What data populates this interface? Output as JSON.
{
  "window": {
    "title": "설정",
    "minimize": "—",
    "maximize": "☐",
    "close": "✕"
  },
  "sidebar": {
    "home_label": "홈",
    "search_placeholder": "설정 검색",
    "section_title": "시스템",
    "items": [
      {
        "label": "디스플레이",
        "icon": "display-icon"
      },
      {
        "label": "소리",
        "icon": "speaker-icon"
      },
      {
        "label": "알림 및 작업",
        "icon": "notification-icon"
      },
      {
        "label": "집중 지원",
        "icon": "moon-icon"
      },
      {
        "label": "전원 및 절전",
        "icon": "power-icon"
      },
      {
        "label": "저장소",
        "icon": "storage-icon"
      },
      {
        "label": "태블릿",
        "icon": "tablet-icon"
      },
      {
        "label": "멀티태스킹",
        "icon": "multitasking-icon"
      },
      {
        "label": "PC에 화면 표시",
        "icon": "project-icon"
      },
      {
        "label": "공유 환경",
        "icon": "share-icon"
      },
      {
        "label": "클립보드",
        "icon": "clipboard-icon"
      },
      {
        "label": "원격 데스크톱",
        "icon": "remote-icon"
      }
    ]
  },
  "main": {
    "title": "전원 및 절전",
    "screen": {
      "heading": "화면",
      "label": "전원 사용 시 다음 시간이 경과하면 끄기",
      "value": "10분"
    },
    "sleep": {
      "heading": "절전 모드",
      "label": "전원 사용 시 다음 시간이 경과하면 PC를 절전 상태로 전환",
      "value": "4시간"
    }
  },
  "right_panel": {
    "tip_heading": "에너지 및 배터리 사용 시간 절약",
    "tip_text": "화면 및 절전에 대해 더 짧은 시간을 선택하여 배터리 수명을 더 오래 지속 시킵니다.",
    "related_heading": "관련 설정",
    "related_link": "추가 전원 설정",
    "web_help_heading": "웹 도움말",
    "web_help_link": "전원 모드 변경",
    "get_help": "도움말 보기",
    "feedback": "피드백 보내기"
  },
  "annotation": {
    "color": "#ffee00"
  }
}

- What to produce
Every record shown above must be echoed exactly.

- Expected answer
What data populates this interface? Output as JSON.
{
  "window": {
    "title": "설정",
    "minimize": "—",
    "maximize": "☐",
    "close": "✕"
  },
  "sidebar": {
    "home_label": "홈",
    "search_placeholder": "설정 검색",
    "section_title": "시스템",
    "items": [
      {
        "label": "디스플레이",
        "icon": "display-icon"
      },
      {
        "label": "소리",
        "icon": "speaker-icon"
      },
      {
        "label": "알림 및 작업",
        "icon": "notification-icon"
      },
      {
        "label": "집중 지원",
        "icon": "moon-icon"
      },
      {
        "label": "전원 및 절전",
        "icon": "power-icon"
      },
      {
        "label": "저장소",
        "icon": "storage-icon"
      },
      {
        "label": "태블릿",
        "icon": "tablet-icon"
      },
      {
        "label": "멀티태스킹",
        "icon": "multitasking-icon"
      },
      {
        "label": "PC에 화면 표시",
        "icon": "project-icon"
      },
      {
        "label": "공유 환경",
        "icon": "share-icon"
      },
      {
        "label": "클립보드",
        "icon": "clipboard-icon"
      },
      {
        "label": "원격 데스크톱",
        "icon": "remote-icon"
      }
    ]
  },
  "main": {
    "title": "전원 및 절전",
    "screen": {
      "heading": "화면",
      "label": "전원 사용 시 다음 시간이 경과하면 끄기",
      "value": "10분"
    },
    "sleep": {
      "heading": "절전 모드",
      "label": "전원 사용 시 다음 시간이 경과하면 PC를 절전 상태로 전환",
      "value": "4시간"
    }
  },
  "right_panel": {
    "tip_heading": "에너지 및 배터리 사용 시간 절약",
    "tip_text": "화면 및 절전에 대해 더 짧은 시간을 선택하여 배터리 수명을 더 오래 지속 시킵니다.",
    "related_heading": "관련 설정",
    "related_link": "추가 전원 설정",
    "web_help_heading": "웹 도움말",
    "web_help_link": "전원 모드 변경",
    "get_help": "도움말 보기",
    "feedback": "피드백 보내기"
  },
  "annotation": {
    "color": "#ffee00"
  }
}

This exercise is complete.